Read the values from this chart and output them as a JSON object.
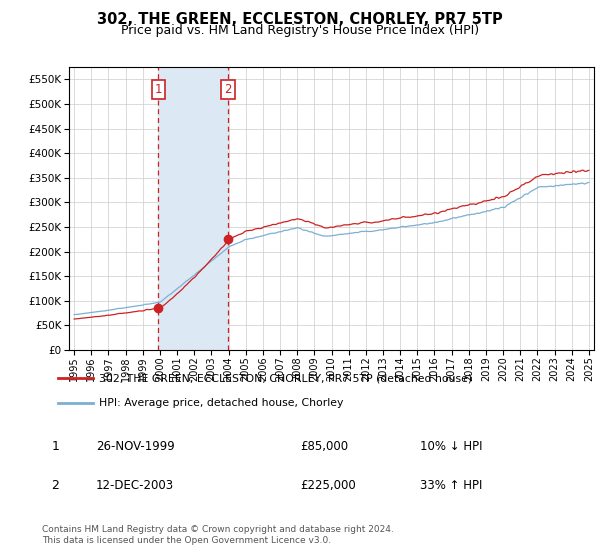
{
  "title": "302, THE GREEN, ECCLESTON, CHORLEY, PR7 5TP",
  "subtitle": "Price paid vs. HM Land Registry's House Price Index (HPI)",
  "title_fontsize": 10.5,
  "subtitle_fontsize": 9,
  "background_color": "#ffffff",
  "grid_color": "#cccccc",
  "hpi_line_color": "#7bafd4",
  "sale_line_color": "#cc2222",
  "highlight_fill": "#dce9f5",
  "ylim": [
    0,
    575000
  ],
  "yticks": [
    0,
    50000,
    100000,
    150000,
    200000,
    250000,
    300000,
    350000,
    400000,
    450000,
    500000,
    550000
  ],
  "sale1_year": 1999.9,
  "sale1_price": 85000,
  "sale2_year": 2003.96,
  "sale2_price": 225000,
  "legend_house_label": "302, THE GREEN, ECCLESTON, CHORLEY, PR7 5TP (detached house)",
  "legend_hpi_label": "HPI: Average price, detached house, Chorley",
  "footer": "Contains HM Land Registry data © Crown copyright and database right 2024.\nThis data is licensed under the Open Government Licence v3.0.",
  "table_rows": [
    [
      "1",
      "26-NOV-1999",
      "£85,000",
      "10% ↓ HPI"
    ],
    [
      "2",
      "12-DEC-2003",
      "£225,000",
      "33% ↑ HPI"
    ]
  ]
}
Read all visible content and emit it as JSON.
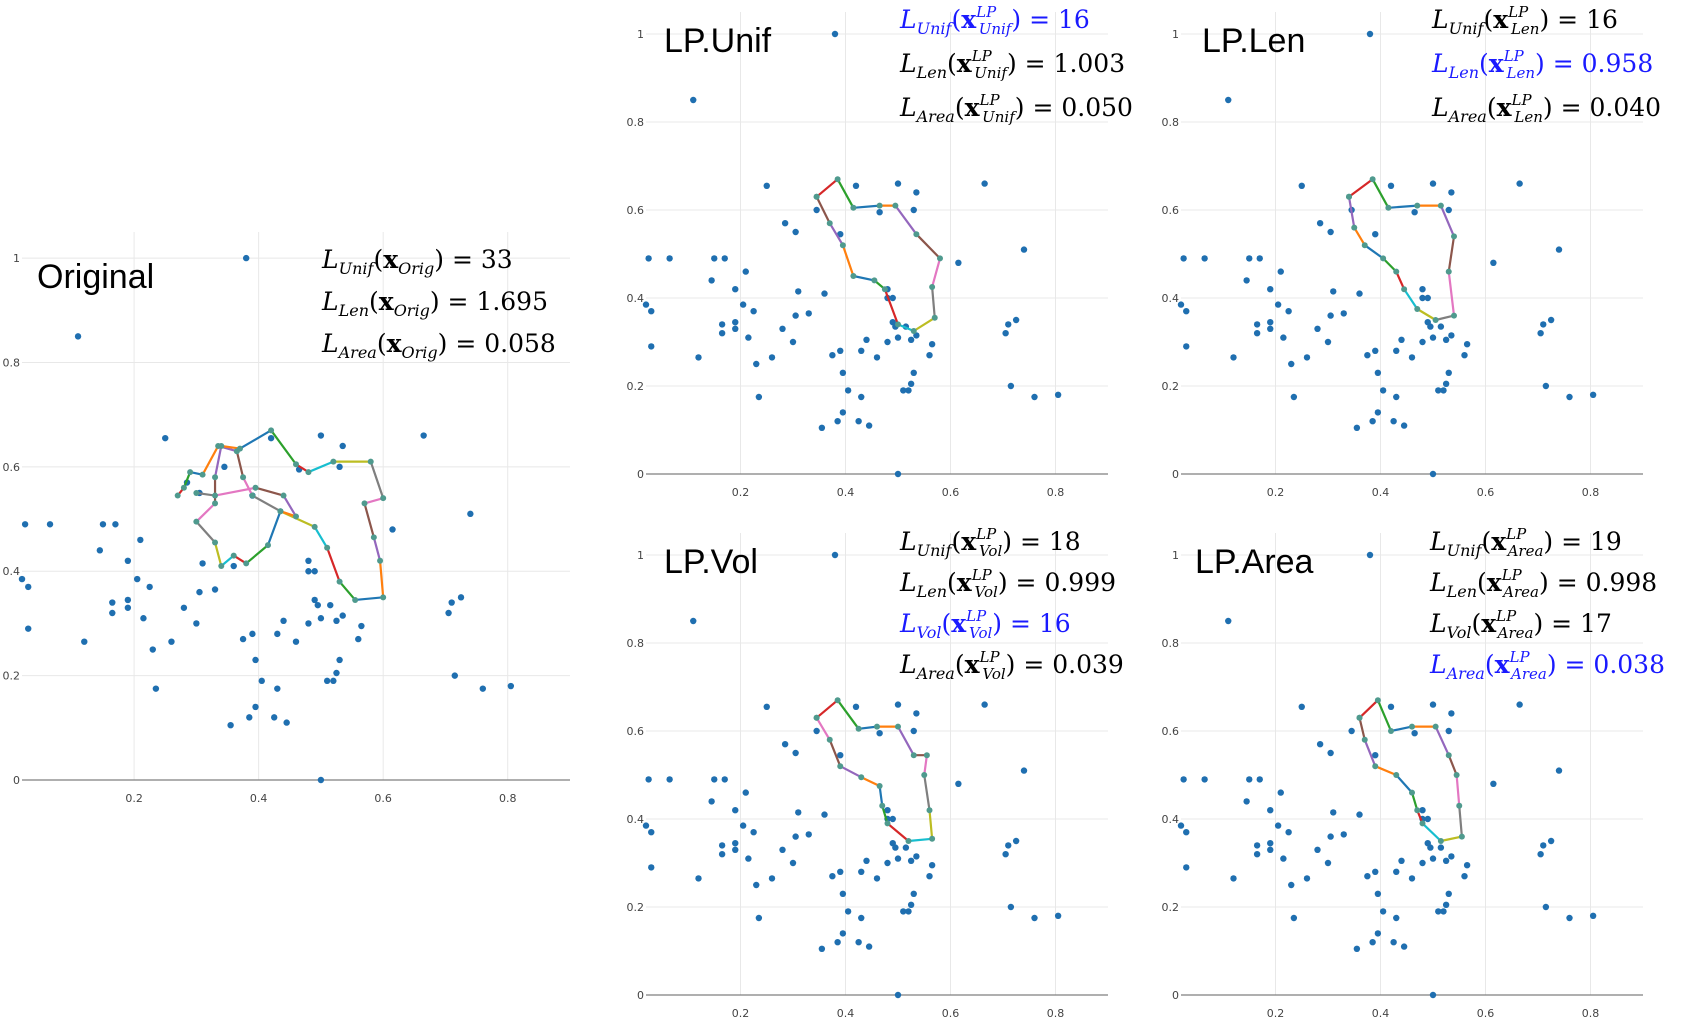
{
  "panels": [
    {
      "title": "Original",
      "annotations": [
        {
          "text": "L_Unif(x_Orig) = 33",
          "highlight": false
        },
        {
          "text": "L_Len(x_Orig) = 1.695",
          "highlight": false
        },
        {
          "text": "L_Area(x_Orig) = 0.058",
          "highlight": false
        }
      ],
      "tour": [
        [
          0.27,
          0.545
        ],
        [
          0.28,
          0.56
        ],
        [
          0.29,
          0.59
        ],
        [
          0.31,
          0.585
        ],
        [
          0.335,
          0.64
        ],
        [
          0.365,
          0.63
        ],
        [
          0.375,
          0.58
        ],
        [
          0.39,
          0.545
        ],
        [
          0.435,
          0.515
        ],
        [
          0.49,
          0.485
        ],
        [
          0.51,
          0.445
        ],
        [
          0.53,
          0.38
        ],
        [
          0.555,
          0.345
        ],
        [
          0.6,
          0.35
        ],
        [
          0.595,
          0.42
        ],
        [
          0.585,
          0.465
        ],
        [
          0.57,
          0.53
        ],
        [
          0.6,
          0.54
        ],
        [
          0.58,
          0.61
        ],
        [
          0.52,
          0.61
        ],
        [
          0.48,
          0.59
        ],
        [
          0.46,
          0.605
        ],
        [
          0.42,
          0.67
        ],
        [
          0.37,
          0.635
        ],
        [
          0.34,
          0.64
        ],
        [
          0.33,
          0.58
        ],
        [
          0.33,
          0.53
        ],
        [
          0.3,
          0.495
        ],
        [
          0.33,
          0.455
        ],
        [
          0.34,
          0.41
        ],
        [
          0.36,
          0.43
        ],
        [
          0.38,
          0.415
        ],
        [
          0.415,
          0.45
        ],
        [
          0.435,
          0.515
        ],
        [
          0.46,
          0.505
        ],
        [
          0.44,
          0.545
        ],
        [
          0.395,
          0.56
        ],
        [
          0.33,
          0.545
        ],
        [
          0.3,
          0.55
        ]
      ]
    },
    {
      "title": "LP.Unif",
      "annotations": [
        {
          "text": "L_Unif(x^LP_Unif) = 16",
          "highlight": true
        },
        {
          "text": "L_Len(x^LP_Unif) = 1.003",
          "highlight": false
        },
        {
          "text": "L_Area(x^LP_Unif) = 0.050",
          "highlight": false
        }
      ],
      "tour": [
        [
          0.345,
          0.63
        ],
        [
          0.385,
          0.67
        ],
        [
          0.415,
          0.605
        ],
        [
          0.465,
          0.61
        ],
        [
          0.495,
          0.61
        ],
        [
          0.535,
          0.545
        ],
        [
          0.58,
          0.49
        ],
        [
          0.565,
          0.425
        ],
        [
          0.57,
          0.355
        ],
        [
          0.53,
          0.325
        ],
        [
          0.5,
          0.34
        ],
        [
          0.475,
          0.42
        ],
        [
          0.455,
          0.44
        ],
        [
          0.415,
          0.45
        ],
        [
          0.395,
          0.52
        ],
        [
          0.37,
          0.57
        ],
        [
          0.345,
          0.63
        ]
      ]
    },
    {
      "title": "LP.Len",
      "annotations": [
        {
          "text": "L_Unif(x^LP_Len) = 16",
          "highlight": false
        },
        {
          "text": "L_Len(x^LP_Len) = 0.958",
          "highlight": true
        },
        {
          "text": "L_Area(x^LP_Len) = 0.040",
          "highlight": false
        }
      ],
      "tour": [
        [
          0.34,
          0.63
        ],
        [
          0.385,
          0.67
        ],
        [
          0.415,
          0.605
        ],
        [
          0.47,
          0.61
        ],
        [
          0.515,
          0.61
        ],
        [
          0.54,
          0.54
        ],
        [
          0.53,
          0.46
        ],
        [
          0.54,
          0.36
        ],
        [
          0.505,
          0.35
        ],
        [
          0.47,
          0.375
        ],
        [
          0.445,
          0.42
        ],
        [
          0.43,
          0.46
        ],
        [
          0.405,
          0.49
        ],
        [
          0.37,
          0.52
        ],
        [
          0.35,
          0.56
        ],
        [
          0.34,
          0.63
        ]
      ]
    },
    {
      "title": "LP.Vol",
      "annotations": [
        {
          "text": "L_Unif(x^LP_Vol) = 18",
          "highlight": false
        },
        {
          "text": "L_Len(x^LP_Vol) = 0.999",
          "highlight": false
        },
        {
          "text": "L_Vol(x^LP_Vol) = 16",
          "highlight": true
        },
        {
          "text": "L_Area(x^LP_Vol) = 0.039",
          "highlight": false
        }
      ],
      "tour": [
        [
          0.345,
          0.63
        ],
        [
          0.385,
          0.67
        ],
        [
          0.425,
          0.605
        ],
        [
          0.46,
          0.61
        ],
        [
          0.5,
          0.61
        ],
        [
          0.53,
          0.545
        ],
        [
          0.555,
          0.545
        ],
        [
          0.55,
          0.5
        ],
        [
          0.56,
          0.42
        ],
        [
          0.565,
          0.355
        ],
        [
          0.52,
          0.35
        ],
        [
          0.48,
          0.39
        ],
        [
          0.47,
          0.43
        ],
        [
          0.465,
          0.475
        ],
        [
          0.43,
          0.495
        ],
        [
          0.39,
          0.52
        ],
        [
          0.37,
          0.58
        ],
        [
          0.345,
          0.63
        ]
      ]
    },
    {
      "title": "LP.Area",
      "annotations": [
        {
          "text": "L_Unif(x^LP_Area) = 19",
          "highlight": false
        },
        {
          "text": "L_Len(x^LP_Area) = 0.998",
          "highlight": false
        },
        {
          "text": "L_Vol(x^LP_Area) = 17",
          "highlight": false
        },
        {
          "text": "L_Area(x^LP_Area) = 0.038",
          "highlight": true
        }
      ],
      "tour": [
        [
          0.36,
          0.63
        ],
        [
          0.395,
          0.67
        ],
        [
          0.42,
          0.6
        ],
        [
          0.46,
          0.61
        ],
        [
          0.505,
          0.61
        ],
        [
          0.53,
          0.545
        ],
        [
          0.545,
          0.5
        ],
        [
          0.55,
          0.43
        ],
        [
          0.555,
          0.36
        ],
        [
          0.515,
          0.35
        ],
        [
          0.48,
          0.39
        ],
        [
          0.47,
          0.42
        ],
        [
          0.46,
          0.46
        ],
        [
          0.43,
          0.5
        ],
        [
          0.39,
          0.52
        ],
        [
          0.37,
          0.58
        ],
        [
          0.36,
          0.63
        ]
      ]
    }
  ],
  "chart_data": {
    "type": "scatter",
    "x_ticks": [
      "0.2",
      "0.4",
      "0.6",
      "0.8"
    ],
    "y_ticks": [
      "0",
      "0.2",
      "0.4",
      "0.6",
      "0.8",
      "1"
    ],
    "xlim": [
      0.02,
      0.9
    ],
    "ylim": [
      0,
      1.05
    ],
    "grid": true,
    "segment_colors": [
      "#d62728",
      "#2ca02c",
      "#1f77b4",
      "#ff7f0e",
      "#9467bd",
      "#8c564b",
      "#e377c2",
      "#7f7f7f",
      "#bcbd22",
      "#17becf"
    ],
    "point_color": "#1f6fb0",
    "points": [
      [
        0.38,
        1.0
      ],
      [
        0.11,
        0.85
      ],
      [
        0.025,
        0.49
      ],
      [
        0.065,
        0.49
      ],
      [
        0.15,
        0.49
      ],
      [
        0.17,
        0.49
      ],
      [
        0.145,
        0.44
      ],
      [
        0.19,
        0.42
      ],
      [
        0.205,
        0.385
      ],
      [
        0.225,
        0.37
      ],
      [
        0.21,
        0.46
      ],
      [
        0.02,
        0.385
      ],
      [
        0.03,
        0.37
      ],
      [
        0.03,
        0.29
      ],
      [
        0.12,
        0.265
      ],
      [
        0.165,
        0.34
      ],
      [
        0.165,
        0.32
      ],
      [
        0.19,
        0.345
      ],
      [
        0.19,
        0.33
      ],
      [
        0.215,
        0.31
      ],
      [
        0.23,
        0.25
      ],
      [
        0.235,
        0.175
      ],
      [
        0.26,
        0.265
      ],
      [
        0.28,
        0.33
      ],
      [
        0.3,
        0.3
      ],
      [
        0.305,
        0.36
      ],
      [
        0.31,
        0.415
      ],
      [
        0.305,
        0.55
      ],
      [
        0.285,
        0.57
      ],
      [
        0.25,
        0.655
      ],
      [
        0.33,
        0.365
      ],
      [
        0.36,
        0.41
      ],
      [
        0.375,
        0.27
      ],
      [
        0.39,
        0.28
      ],
      [
        0.395,
        0.23
      ],
      [
        0.405,
        0.19
      ],
      [
        0.395,
        0.14
      ],
      [
        0.385,
        0.12
      ],
      [
        0.355,
        0.105
      ],
      [
        0.425,
        0.12
      ],
      [
        0.43,
        0.175
      ],
      [
        0.445,
        0.11
      ],
      [
        0.43,
        0.28
      ],
      [
        0.44,
        0.305
      ],
      [
        0.46,
        0.265
      ],
      [
        0.48,
        0.3
      ],
      [
        0.49,
        0.345
      ],
      [
        0.495,
        0.335
      ],
      [
        0.5,
        0.31
      ],
      [
        0.51,
        0.19
      ],
      [
        0.52,
        0.19
      ],
      [
        0.525,
        0.205
      ],
      [
        0.53,
        0.23
      ],
      [
        0.515,
        0.335
      ],
      [
        0.525,
        0.305
      ],
      [
        0.535,
        0.315
      ],
      [
        0.565,
        0.295
      ],
      [
        0.56,
        0.27
      ],
      [
        0.535,
        0.64
      ],
      [
        0.5,
        0.66
      ],
      [
        0.48,
        0.42
      ],
      [
        0.48,
        0.4
      ],
      [
        0.49,
        0.4
      ],
      [
        0.615,
        0.48
      ],
      [
        0.665,
        0.66
      ],
      [
        0.705,
        0.32
      ],
      [
        0.71,
        0.34
      ],
      [
        0.725,
        0.35
      ],
      [
        0.74,
        0.51
      ],
      [
        0.715,
        0.2
      ],
      [
        0.76,
        0.175
      ],
      [
        0.805,
        0.18
      ],
      [
        0.5,
        0.0
      ],
      [
        0.39,
        0.545
      ],
      [
        0.42,
        0.655
      ],
      [
        0.465,
        0.595
      ],
      [
        0.53,
        0.6
      ],
      [
        0.345,
        0.6
      ]
    ]
  }
}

--*--

## EXERCISE
Tally the lines of the data that contain the string "ECCLESTON" and report the total alone.

## PROBLEM SOLUTION
2